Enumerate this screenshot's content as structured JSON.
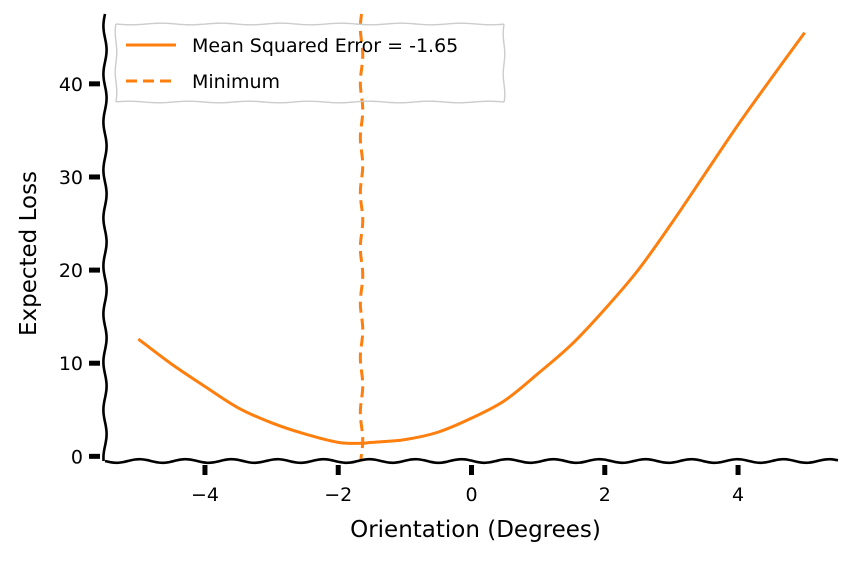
{
  "chart_data": {
    "type": "line",
    "title": "",
    "xlabel": "Orientation (Degrees)",
    "ylabel": "Expected Loss",
    "xlim": [
      -5.5,
      5.5
    ],
    "ylim": [
      -0.5,
      47.5
    ],
    "x_ticks": [
      -4,
      -2,
      0,
      2,
      4
    ],
    "x_tick_labels": [
      "−4",
      "−2",
      "0",
      "2",
      "4"
    ],
    "y_ticks": [
      0,
      10,
      20,
      30,
      40
    ],
    "y_tick_labels": [
      "0",
      "10",
      "20",
      "30",
      "40"
    ],
    "grid": false,
    "legend_position": "top-left",
    "series": [
      {
        "name": "Mean Squared Error = -1.65",
        "style": "solid",
        "color": "#ff7f0e",
        "x": [
          -5.0,
          -4.5,
          -4.0,
          -3.5,
          -3.0,
          -2.5,
          -2.0,
          -1.65,
          -1.5,
          -1.0,
          -0.5,
          0.0,
          0.5,
          1.0,
          1.5,
          2.0,
          2.5,
          3.0,
          3.5,
          4.0,
          4.5,
          5.0
        ],
        "y": [
          12.6,
          9.9,
          7.5,
          5.2,
          3.6,
          2.4,
          1.5,
          1.4,
          1.5,
          1.8,
          2.6,
          4.1,
          6.0,
          8.9,
          12.0,
          15.8,
          20.0,
          25.0,
          30.3,
          35.6,
          40.6,
          45.5
        ]
      },
      {
        "name": "Minimum",
        "style": "dashed",
        "color": "#ff7f0e",
        "x": [
          -1.65,
          -1.65
        ],
        "y": [
          -0.5,
          47.5
        ]
      }
    ]
  }
}
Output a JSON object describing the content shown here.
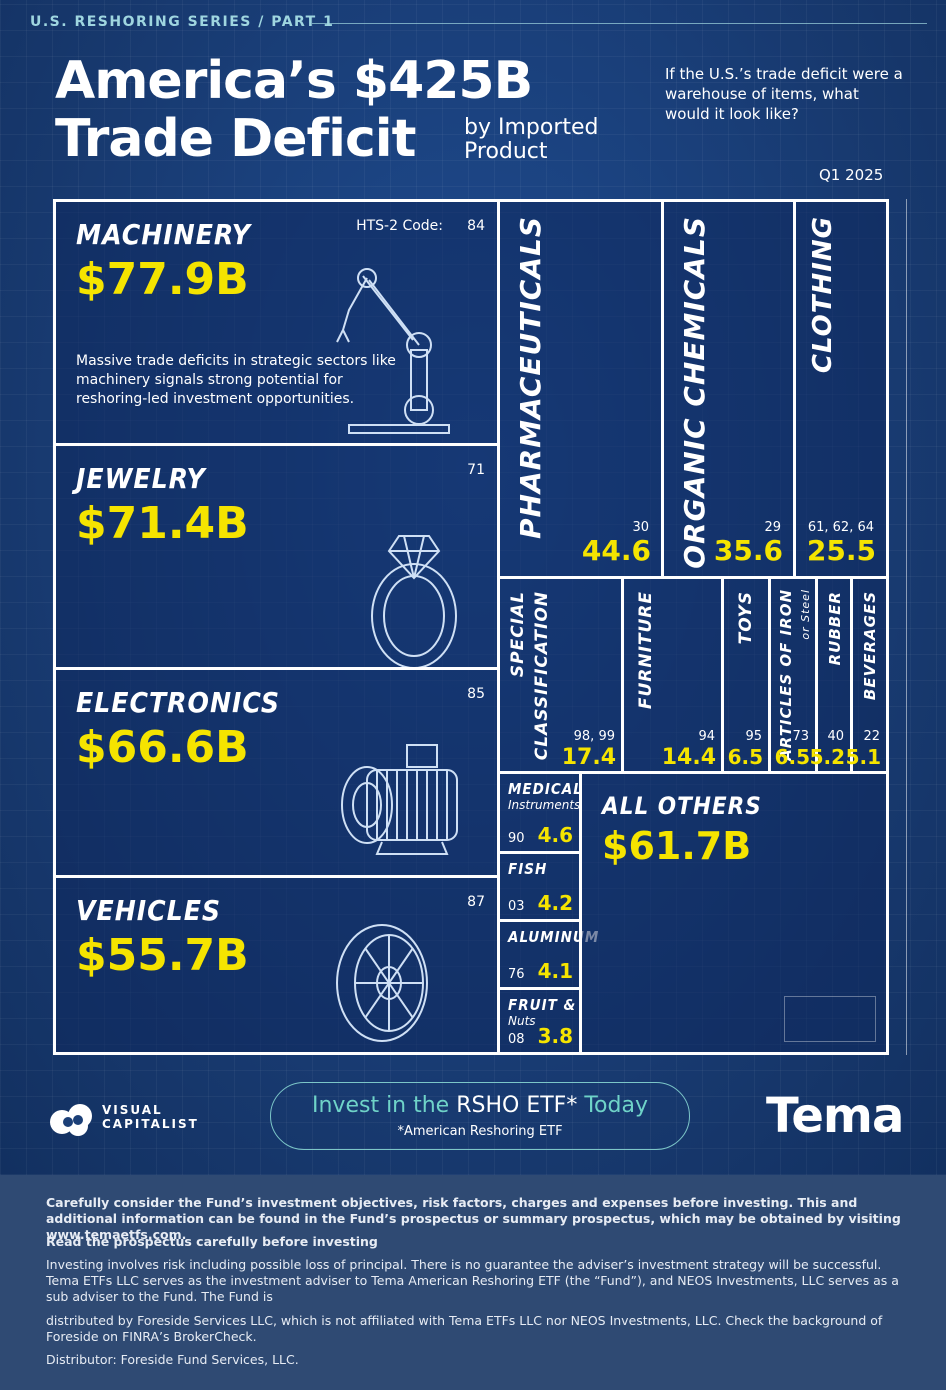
{
  "header": {
    "series": "U.S. RESHORING SERIES / PART 1",
    "title_line1": "America’s $425B",
    "title_line2": "Trade Deficit",
    "subtitle": "by Imported Product",
    "question": "If the U.S.’s trade deficit were a warehouse of items, what would it look like?",
    "period": "Q1 2025"
  },
  "chart_data": {
    "type": "treemap",
    "value_unit": "$B",
    "code_label": "HTS-2 Code:",
    "items": [
      {
        "id": "machinery",
        "name": "MACHINERY",
        "code": "84",
        "value": 77.9,
        "display": "$77.9B"
      },
      {
        "id": "jewelry",
        "name": "JEWELRY",
        "code": "71",
        "value": 71.4,
        "display": "$71.4B"
      },
      {
        "id": "electronics",
        "name": "ELECTRONICS",
        "code": "85",
        "value": 66.6,
        "display": "$66.6B"
      },
      {
        "id": "vehicles",
        "name": "VEHICLES",
        "code": "87",
        "value": 55.7,
        "display": "$55.7B"
      },
      {
        "id": "pharma",
        "name": "PHARMACEUTICALS",
        "code": "30",
        "value": 44.6,
        "display": "44.6"
      },
      {
        "id": "organic",
        "name": "ORGANIC CHEMICALS",
        "code": "29",
        "value": 35.6,
        "display": "35.6"
      },
      {
        "id": "clothing",
        "name": "CLOTHING",
        "code": "61, 62, 64",
        "value": 25.5,
        "display": "25.5"
      },
      {
        "id": "special",
        "name": "SPECIAL CLASSIFICATION",
        "name_l1": "SPECIAL",
        "name_l2": "CLASSIFICATION",
        "code": "98, 99",
        "value": 17.4,
        "display": "17.4"
      },
      {
        "id": "furniture",
        "name": "FURNITURE",
        "code": "94",
        "value": 14.4,
        "display": "14.4"
      },
      {
        "id": "toys",
        "name": "TOYS",
        "code": "95",
        "value": 6.5,
        "display": "6.5"
      },
      {
        "id": "iron",
        "name": "ARTICLES OF IRON",
        "name_sub": "or Steel",
        "code": "73",
        "value": 6.5,
        "display": "6.5"
      },
      {
        "id": "rubber",
        "name": "RUBBER",
        "code": "40",
        "value": 5.2,
        "display": "5.2"
      },
      {
        "id": "beverages",
        "name": "BEVERAGES",
        "code": "22",
        "value": 5.1,
        "display": "5.1"
      },
      {
        "id": "medical",
        "name": "MEDICAL",
        "name_sub": "Instruments",
        "code": "90",
        "value": 4.6,
        "display": "4.6"
      },
      {
        "id": "fish",
        "name": "FISH",
        "code": "03",
        "value": 4.2,
        "display": "4.2"
      },
      {
        "id": "aluminum",
        "name": "ALUMINUM",
        "code": "76",
        "value": 4.1,
        "display": "4.1"
      },
      {
        "id": "fruit",
        "name": "FRUIT &",
        "name_sub": "Nuts",
        "code": "08",
        "value": 3.8,
        "display": "3.8"
      },
      {
        "id": "others",
        "name": "ALL OTHERS",
        "code": "",
        "value": 61.7,
        "display": "$61.7B"
      }
    ],
    "annotation": "Massive trade deficits in strategic sectors like machinery signals strong potential for reshoring-led investment opportunities."
  },
  "footer": {
    "brand_line1": "VISUAL",
    "brand_line2": "CAPITALIST",
    "cta_part1": "Invest in the",
    "cta_part2": "RSHO ETF*",
    "cta_part3": "Today",
    "cta_sub": "*American Reshoring ETF",
    "partner": "Tema"
  },
  "disclaimer": {
    "p1": "Carefully consider the Fund’s investment objectives, risk factors, charges and expenses before investing. This and additional information can be found in the Fund’s prospectus or summary prospectus, which may be obtained by visiting www.temaetfs.com.",
    "p2": "Read the prospectus carefully before investing",
    "p3": "Investing involves risk including possible loss of principal. There is no guarantee the adviser’s investment strategy will be successful. Tema ETFs LLC serves as the investment adviser to Tema American Reshoring ETF (the “Fund”), and NEOS Investments, LLC serves as a sub adviser to the Fund. The Fund is",
    "p4": "distributed by Foreside Services LLC, which is not affiliated with Tema ETFs LLC nor NEOS Investments, LLC. Check the background of Foreside on FINRA’s BrokerCheck.",
    "p5": "Distributor: Foreside Fund Services, LLC."
  },
  "colors": {
    "accent": "#f5e400",
    "background": "#1b3f77",
    "disclaimer_bg": "#2f4a73",
    "teal": "#6fd3c8"
  }
}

• • •

◆ **EXERCISE DETAILS**: Each line above is to be copied verbatim. Drop any image from the copy.

◆ **WRITTEN RESPONSE**:
Enumerate this screenshot's content as structured JSON.
{
  "chart_data": {
    "type": "line",
    "title": "",
    "xlabel": "Orientation (Degrees)",
    "ylabel": "Expected Loss",
    "xlim": [
      -5.5,
      5.5
    ],
    "ylim": [
      -0.5,
      47.5
    ],
    "x_ticks": [
      -4,
      -2,
      0,
      2,
      4
    ],
    "x_tick_labels": [
      "−4",
      "−2",
      "0",
      "2",
      "4"
    ],
    "y_ticks": [
      0,
      10,
      20,
      30,
      40
    ],
    "y_tick_labels": [
      "0",
      "10",
      "20",
      "30",
      "40"
    ],
    "grid": false,
    "legend_position": "top-left",
    "series": [
      {
        "name": "Mean Squared Error = -1.65",
        "style": "solid",
        "color": "#ff7f0e",
        "x": [
          -5.0,
          -4.5,
          -4.0,
          -3.5,
          -3.0,
          -2.5,
          -2.0,
          -1.65,
          -1.5,
          -1.0,
          -0.5,
          0.0,
          0.5,
          1.0,
          1.5,
          2.0,
          2.5,
          3.0,
          3.5,
          4.0,
          4.5,
          5.0
        ],
        "y": [
          12.6,
          9.9,
          7.5,
          5.2,
          3.6,
          2.4,
          1.5,
          1.4,
          1.5,
          1.8,
          2.6,
          4.1,
          6.0,
          8.9,
          12.0,
          15.8,
          20.0,
          25.0,
          30.3,
          35.6,
          40.6,
          45.5
        ]
      },
      {
        "name": "Minimum",
        "style": "dashed",
        "color": "#ff7f0e",
        "x": [
          -1.65,
          -1.65
        ],
        "y": [
          -0.5,
          47.5
        ]
      }
    ]
  }
}
Output a JSON object describing the content shown here.
{
  "header": {
    "series": "U.S. RESHORING SERIES / PART 1",
    "title_line1": "America’s $425B",
    "title_line2": "Trade Deficit",
    "subtitle": "by Imported Product",
    "question": "If the U.S.’s trade deficit were a warehouse of items, what would it look like?",
    "period": "Q1 2025"
  },
  "chart_data": {
    "type": "treemap",
    "value_unit": "$B",
    "code_label": "HTS-2 Code:",
    "items": [
      {
        "id": "machinery",
        "name": "MACHINERY",
        "code": "84",
        "value": 77.9,
        "display": "$77.9B"
      },
      {
        "id": "jewelry",
        "name": "JEWELRY",
        "code": "71",
        "value": 71.4,
        "display": "$71.4B"
      },
      {
        "id": "electronics",
        "name": "ELECTRONICS",
        "code": "85",
        "value": 66.6,
        "display": "$66.6B"
      },
      {
        "id": "vehicles",
        "name": "VEHICLES",
        "code": "87",
        "value": 55.7,
        "display": "$55.7B"
      },
      {
        "id": "pharma",
        "name": "PHARMACEUTICALS",
        "code": "30",
        "value": 44.6,
        "display": "44.6"
      },
      {
        "id": "organic",
        "name": "ORGANIC CHEMICALS",
        "code": "29",
        "value": 35.6,
        "display": "35.6"
      },
      {
        "id": "clothing",
        "name": "CLOTHING",
        "code": "61, 62, 64",
        "value": 25.5,
        "display": "25.5"
      },
      {
        "id": "special",
        "name": "SPECIAL CLASSIFICATION",
        "name_l1": "SPECIAL",
        "name_l2": "CLASSIFICATION",
        "code": "98, 99",
        "value": 17.4,
        "display": "17.4"
      },
      {
        "id": "furniture",
        "name": "FURNITURE",
        "code": "94",
        "value": 14.4,
        "display": "14.4"
      },
      {
        "id": "toys",
        "name": "TOYS",
        "code": "95",
        "value": 6.5,
        "display": "6.5"
      },
      {
        "id": "iron",
        "name": "ARTICLES OF IRON",
        "name_sub": "or Steel",
        "code": "73",
        "value": 6.5,
        "display": "6.5"
      },
      {
        "id": "rubber",
        "name": "RUBBER",
        "code": "40",
        "value": 5.2,
        "display": "5.2"
      },
      {
        "id": "beverages",
        "name": "BEVERAGES",
        "code": "22",
        "value": 5.1,
        "display": "5.1"
      },
      {
        "id": "medical",
        "name": "MEDICAL",
        "name_sub": "Instruments",
        "code": "90",
        "value": 4.6,
        "display": "4.6"
      },
      {
        "id": "fish",
        "name": "FISH",
        "code": "03",
        "value": 4.2,
        "display": "4.2"
      },
      {
        "id": "aluminum",
        "name": "ALUMINUM",
        "code": "76",
        "value": 4.1,
        "display": "4.1"
      },
      {
        "id": "fruit",
        "name": "FRUIT &",
        "name_sub": "Nuts",
        "code": "08",
        "value": 3.8,
        "display": "3.8"
      },
      {
        "id": "others",
        "name": "ALL OTHERS",
        "code": "",
        "value": 61.7,
        "display": "$61.7B"
      }
    ],
    "annotation": "Massive trade deficits in strategic sectors like machinery signals strong potential for reshoring-led investment opportunities."
  },
  "footer": {
    "brand_line1": "VISUAL",
    "brand_line2": "CAPITALIST",
    "cta_part1": "Invest in the",
    "cta_part2": "RSHO ETF*",
    "cta_part3": "Today",
    "cta_sub": "*American Reshoring ETF",
    "partner": "Tema"
  },
  "disclaimer": {
    "p1": "Carefully consider the Fund’s investment objectives, risk factors, charges and expenses before investing. This and additional information can be found in the Fund’s prospectus or summary prospectus, which may be obtained by visiting www.temaetfs.com.",
    "p2": "Read the prospectus carefully before investing",
    "p3": "Investing involves risk including possible loss of principal. There is no guarantee the adviser’s investment strategy will be successful. Tema ETFs LLC serves as the investment adviser to Tema American Reshoring ETF (the “Fund”), and NEOS Investments, LLC serves as a sub adviser to the Fund. The Fund is",
    "p4": "distributed by Foreside Services LLC, which is not affiliated with Tema ETFs LLC nor NEOS Investments, LLC. Check the background of Foreside on FINRA’s BrokerCheck.",
    "p5": "Distributor: Foreside Fund Services, LLC."
  },
  "colors": {
    "accent": "#f5e400",
    "background": "#1b3f77",
    "disclaimer_bg": "#2f4a73",
    "teal": "#6fd3c8"
  }
}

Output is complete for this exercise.